◆ **Task prompt**
In the excerpt about "special interest" groups, which organization is called the state's largest consumer group?
[[ Excerpt, beginning ]]
Our critics are fond of nailing us with the words, “special interest” group.  What they fail to mention is that we’re the only “special interest” group that represents an important, special constituency: innocent victims of negligent or reckless conduct, victims of drunken drivers or manufacturers of unsafe and defective products.

Would anyone impugn the integrity of Mothers Against Drunk Driving, the NAACP, the American Association of Retired Persons or Pennsylvania Citizen Action, the state’s largest consumer group?

Yet, when it comes to auto insurance reform, all these organizations stand with us.

Also, in our corner against loosening restrictions on product liability legislation are at least two other “special interest” groups the AFL-CIO and the Sierra Club.

All these consumer groups want the same thing, the protection of constitutionally guaranteed rights for all citizens—rich, poor, black, white, union, non-union, young and old.

They as we want to retain the right to have their day in a court of law when hurt by someone else’s reckless conduct.

We would respectfully suggest that if our critics want to go on a witch hunt for special interest groups there are a few which deserve scrutiny.

One is the insurance industry. Here is a special interest group that collects your money and promises to return it when you’re injured. Yet they will spend thousands of dollars to keep you from recovering any of it. And they’ll spend millions to deceive you into believing there is an insurance crisis while refusing to open their books to public scrutiny. They want to change the tort laws to free themselves of any obligation to return a dime on billions in collected premiums.
[[ Excerpt, end ]]
[[ Extracted entries, beginning ]]
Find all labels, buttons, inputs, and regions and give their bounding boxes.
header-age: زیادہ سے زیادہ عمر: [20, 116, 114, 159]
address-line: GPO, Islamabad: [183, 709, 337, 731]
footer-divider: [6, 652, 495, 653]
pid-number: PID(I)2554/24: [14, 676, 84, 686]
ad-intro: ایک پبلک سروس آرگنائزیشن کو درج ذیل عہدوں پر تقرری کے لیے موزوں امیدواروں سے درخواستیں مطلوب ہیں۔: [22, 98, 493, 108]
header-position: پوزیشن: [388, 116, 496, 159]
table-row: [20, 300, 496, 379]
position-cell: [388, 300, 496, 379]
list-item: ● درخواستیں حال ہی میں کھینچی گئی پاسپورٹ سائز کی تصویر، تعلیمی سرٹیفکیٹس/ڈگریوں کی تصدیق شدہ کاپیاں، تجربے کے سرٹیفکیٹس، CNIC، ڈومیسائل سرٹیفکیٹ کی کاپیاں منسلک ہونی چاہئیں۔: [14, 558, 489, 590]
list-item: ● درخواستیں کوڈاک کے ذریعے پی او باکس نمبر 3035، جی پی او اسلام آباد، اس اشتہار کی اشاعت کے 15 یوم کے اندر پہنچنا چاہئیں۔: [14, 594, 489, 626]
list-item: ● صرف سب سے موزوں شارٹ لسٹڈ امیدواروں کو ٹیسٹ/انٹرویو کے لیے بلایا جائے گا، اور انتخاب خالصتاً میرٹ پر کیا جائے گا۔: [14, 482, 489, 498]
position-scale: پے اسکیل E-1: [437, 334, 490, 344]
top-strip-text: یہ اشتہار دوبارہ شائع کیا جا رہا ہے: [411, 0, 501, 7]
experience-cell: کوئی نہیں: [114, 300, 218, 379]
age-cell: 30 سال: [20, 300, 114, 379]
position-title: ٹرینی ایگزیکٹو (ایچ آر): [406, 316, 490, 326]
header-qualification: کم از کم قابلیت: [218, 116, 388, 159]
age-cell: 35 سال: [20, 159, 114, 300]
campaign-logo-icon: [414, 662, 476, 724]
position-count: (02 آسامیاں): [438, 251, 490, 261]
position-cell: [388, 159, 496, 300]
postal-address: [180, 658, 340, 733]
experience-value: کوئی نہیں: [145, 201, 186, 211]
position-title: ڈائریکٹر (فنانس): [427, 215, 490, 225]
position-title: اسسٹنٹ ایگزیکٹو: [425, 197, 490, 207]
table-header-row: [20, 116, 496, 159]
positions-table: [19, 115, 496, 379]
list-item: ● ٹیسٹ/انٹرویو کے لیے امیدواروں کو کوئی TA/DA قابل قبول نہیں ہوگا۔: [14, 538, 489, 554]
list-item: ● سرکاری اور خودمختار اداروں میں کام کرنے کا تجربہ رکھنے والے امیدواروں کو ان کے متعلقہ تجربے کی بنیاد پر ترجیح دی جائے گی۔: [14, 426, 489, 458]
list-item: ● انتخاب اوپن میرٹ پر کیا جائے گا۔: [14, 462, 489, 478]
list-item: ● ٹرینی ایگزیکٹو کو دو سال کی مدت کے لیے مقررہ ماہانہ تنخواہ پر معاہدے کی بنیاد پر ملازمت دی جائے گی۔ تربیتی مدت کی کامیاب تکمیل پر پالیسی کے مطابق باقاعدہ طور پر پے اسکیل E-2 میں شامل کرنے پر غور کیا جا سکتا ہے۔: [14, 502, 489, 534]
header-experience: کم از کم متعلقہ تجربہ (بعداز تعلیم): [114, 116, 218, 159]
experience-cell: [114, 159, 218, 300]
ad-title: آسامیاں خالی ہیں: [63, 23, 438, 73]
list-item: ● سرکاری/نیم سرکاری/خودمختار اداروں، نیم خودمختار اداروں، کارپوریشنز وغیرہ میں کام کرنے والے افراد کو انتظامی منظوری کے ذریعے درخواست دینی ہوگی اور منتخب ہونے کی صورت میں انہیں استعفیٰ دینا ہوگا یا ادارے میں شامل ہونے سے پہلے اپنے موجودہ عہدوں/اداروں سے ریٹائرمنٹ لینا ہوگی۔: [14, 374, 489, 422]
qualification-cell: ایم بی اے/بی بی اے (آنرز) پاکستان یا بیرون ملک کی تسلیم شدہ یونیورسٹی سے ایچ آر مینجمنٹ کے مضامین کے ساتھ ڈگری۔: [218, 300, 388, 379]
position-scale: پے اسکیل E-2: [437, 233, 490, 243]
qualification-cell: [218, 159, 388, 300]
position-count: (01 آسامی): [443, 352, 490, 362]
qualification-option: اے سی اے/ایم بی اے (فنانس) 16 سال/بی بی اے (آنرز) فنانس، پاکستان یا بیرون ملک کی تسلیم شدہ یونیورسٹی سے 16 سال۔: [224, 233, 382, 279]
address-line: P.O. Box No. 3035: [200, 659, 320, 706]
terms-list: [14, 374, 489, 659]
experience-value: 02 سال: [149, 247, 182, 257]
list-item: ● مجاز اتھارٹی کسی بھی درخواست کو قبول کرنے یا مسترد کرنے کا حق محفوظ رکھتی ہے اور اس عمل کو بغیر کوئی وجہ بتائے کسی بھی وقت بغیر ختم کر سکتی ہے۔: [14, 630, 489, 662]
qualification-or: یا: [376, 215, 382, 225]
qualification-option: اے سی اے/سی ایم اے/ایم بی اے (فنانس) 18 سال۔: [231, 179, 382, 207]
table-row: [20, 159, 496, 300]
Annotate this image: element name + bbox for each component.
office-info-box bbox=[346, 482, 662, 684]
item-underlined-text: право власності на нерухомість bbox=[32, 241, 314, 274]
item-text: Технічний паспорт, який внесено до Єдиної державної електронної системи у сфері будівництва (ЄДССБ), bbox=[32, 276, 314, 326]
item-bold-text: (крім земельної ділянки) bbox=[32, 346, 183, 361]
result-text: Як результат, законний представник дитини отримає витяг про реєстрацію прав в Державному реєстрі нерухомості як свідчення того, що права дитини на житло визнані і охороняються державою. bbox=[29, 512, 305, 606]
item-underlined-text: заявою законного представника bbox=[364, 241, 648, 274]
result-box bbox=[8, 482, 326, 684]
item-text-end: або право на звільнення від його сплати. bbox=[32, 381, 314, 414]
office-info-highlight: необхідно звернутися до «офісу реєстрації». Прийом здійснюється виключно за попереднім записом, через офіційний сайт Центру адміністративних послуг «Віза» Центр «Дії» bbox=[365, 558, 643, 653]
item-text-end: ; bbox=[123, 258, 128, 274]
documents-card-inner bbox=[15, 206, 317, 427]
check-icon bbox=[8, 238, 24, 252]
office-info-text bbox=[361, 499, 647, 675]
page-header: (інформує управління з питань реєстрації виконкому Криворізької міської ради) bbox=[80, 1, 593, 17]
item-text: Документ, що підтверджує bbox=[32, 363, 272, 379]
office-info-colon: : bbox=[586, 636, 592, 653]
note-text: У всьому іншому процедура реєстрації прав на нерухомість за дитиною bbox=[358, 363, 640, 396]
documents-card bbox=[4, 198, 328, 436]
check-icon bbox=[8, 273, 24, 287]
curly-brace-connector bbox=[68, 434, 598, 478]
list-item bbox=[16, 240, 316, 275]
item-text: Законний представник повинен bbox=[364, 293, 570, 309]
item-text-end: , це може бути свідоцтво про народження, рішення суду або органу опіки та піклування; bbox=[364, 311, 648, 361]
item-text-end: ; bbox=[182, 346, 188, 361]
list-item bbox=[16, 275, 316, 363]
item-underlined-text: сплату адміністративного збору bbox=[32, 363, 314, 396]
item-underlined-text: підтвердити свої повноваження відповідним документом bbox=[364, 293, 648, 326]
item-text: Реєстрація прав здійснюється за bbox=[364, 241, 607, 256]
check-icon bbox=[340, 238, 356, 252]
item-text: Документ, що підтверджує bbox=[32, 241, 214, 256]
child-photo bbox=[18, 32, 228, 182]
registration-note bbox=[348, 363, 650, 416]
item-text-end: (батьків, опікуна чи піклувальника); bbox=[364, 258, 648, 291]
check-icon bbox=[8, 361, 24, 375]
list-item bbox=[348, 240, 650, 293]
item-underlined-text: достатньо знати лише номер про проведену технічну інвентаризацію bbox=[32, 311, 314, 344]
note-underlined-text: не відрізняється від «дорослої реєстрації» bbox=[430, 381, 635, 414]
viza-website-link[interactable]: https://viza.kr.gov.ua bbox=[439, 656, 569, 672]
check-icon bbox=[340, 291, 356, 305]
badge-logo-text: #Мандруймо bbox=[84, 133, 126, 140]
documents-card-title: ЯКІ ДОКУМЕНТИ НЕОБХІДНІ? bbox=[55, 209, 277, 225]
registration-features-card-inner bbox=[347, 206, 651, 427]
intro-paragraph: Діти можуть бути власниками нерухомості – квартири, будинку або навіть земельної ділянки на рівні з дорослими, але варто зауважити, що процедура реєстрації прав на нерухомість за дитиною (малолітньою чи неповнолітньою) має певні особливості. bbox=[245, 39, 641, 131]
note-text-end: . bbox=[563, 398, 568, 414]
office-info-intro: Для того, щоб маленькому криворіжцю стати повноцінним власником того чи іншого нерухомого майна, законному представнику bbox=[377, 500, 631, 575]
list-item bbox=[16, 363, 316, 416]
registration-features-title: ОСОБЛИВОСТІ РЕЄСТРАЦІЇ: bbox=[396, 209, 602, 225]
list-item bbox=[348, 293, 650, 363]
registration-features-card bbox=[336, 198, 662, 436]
[[ Extracted entries, end ]]
◆ **Result for this task**
Pennsylvania Citizen Action